**Entries from a dataset**
- - - - - - -
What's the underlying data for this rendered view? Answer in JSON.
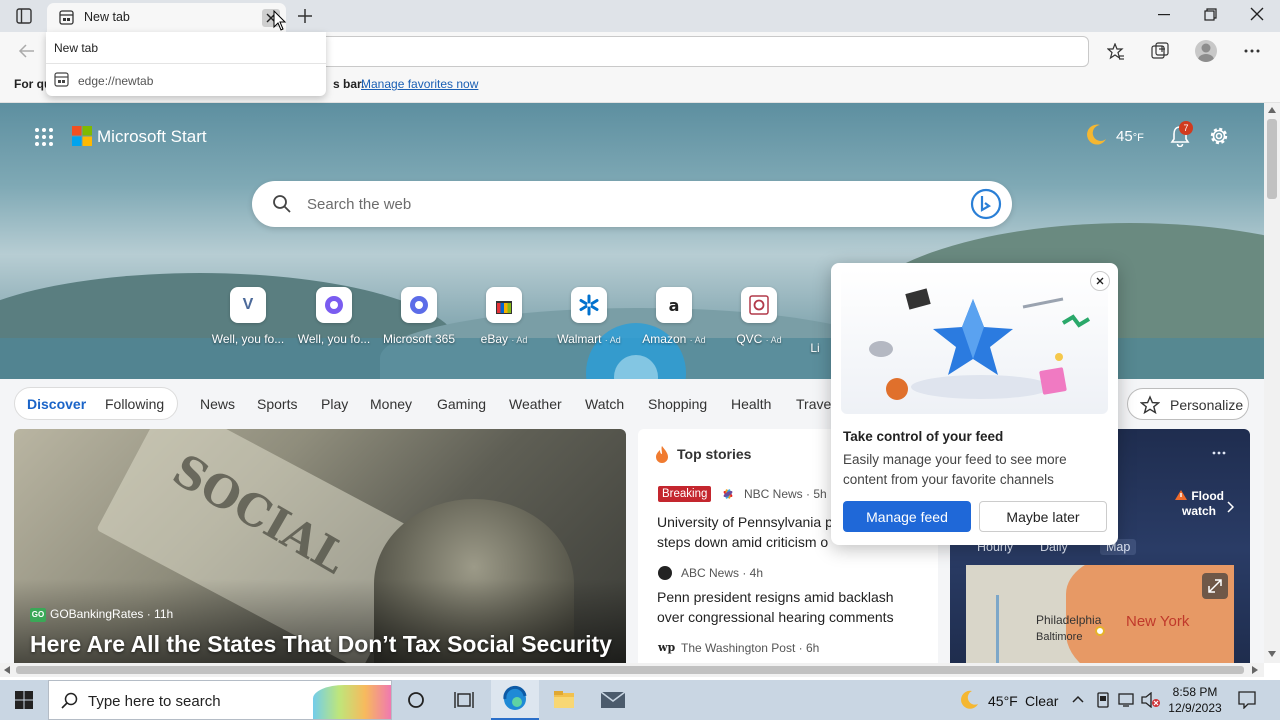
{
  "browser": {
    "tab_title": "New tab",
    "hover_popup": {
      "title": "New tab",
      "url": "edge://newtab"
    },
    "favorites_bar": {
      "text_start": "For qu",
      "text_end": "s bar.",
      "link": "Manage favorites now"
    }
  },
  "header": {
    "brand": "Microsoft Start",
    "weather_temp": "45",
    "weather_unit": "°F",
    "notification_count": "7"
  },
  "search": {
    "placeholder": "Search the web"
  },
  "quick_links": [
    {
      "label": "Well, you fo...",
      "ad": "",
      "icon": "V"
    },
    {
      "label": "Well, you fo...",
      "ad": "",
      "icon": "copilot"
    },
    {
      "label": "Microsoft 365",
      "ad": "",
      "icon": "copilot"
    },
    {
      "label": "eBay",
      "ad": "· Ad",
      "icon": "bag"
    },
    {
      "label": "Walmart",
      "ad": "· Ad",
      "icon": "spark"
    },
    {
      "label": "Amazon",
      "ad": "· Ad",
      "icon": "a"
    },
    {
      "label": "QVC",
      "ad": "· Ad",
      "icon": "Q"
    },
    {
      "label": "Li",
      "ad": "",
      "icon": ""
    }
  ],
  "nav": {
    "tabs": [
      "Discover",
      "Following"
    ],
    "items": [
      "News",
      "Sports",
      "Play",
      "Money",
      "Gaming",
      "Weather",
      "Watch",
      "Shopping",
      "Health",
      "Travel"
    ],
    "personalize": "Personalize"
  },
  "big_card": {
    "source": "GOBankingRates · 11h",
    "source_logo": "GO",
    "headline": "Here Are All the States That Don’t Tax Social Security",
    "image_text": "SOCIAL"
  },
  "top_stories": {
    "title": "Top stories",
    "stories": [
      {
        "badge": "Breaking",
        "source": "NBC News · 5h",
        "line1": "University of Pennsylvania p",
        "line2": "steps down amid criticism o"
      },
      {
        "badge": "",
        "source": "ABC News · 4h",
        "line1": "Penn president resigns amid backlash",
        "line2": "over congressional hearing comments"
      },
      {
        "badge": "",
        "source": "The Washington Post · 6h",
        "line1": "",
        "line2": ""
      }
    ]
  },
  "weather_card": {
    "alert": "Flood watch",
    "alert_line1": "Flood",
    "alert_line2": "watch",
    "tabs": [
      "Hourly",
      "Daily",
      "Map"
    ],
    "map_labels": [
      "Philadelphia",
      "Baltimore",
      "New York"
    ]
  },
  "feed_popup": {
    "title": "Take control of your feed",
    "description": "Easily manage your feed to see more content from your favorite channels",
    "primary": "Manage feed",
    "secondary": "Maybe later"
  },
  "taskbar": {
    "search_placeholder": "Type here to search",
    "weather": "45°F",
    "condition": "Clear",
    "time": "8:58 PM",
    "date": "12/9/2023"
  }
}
- - - - - - -
**REQUIRED TASK**
Scan the listing above. Gather each line that contains the word "icon".

**EXERCISE RESULT**
      "icon": "V"
      "icon": "copilot"
      "icon": "copilot"
      "icon": "bag"
      "icon": "spark"
      "icon": "a"
      "icon": "Q"
      "icon": ""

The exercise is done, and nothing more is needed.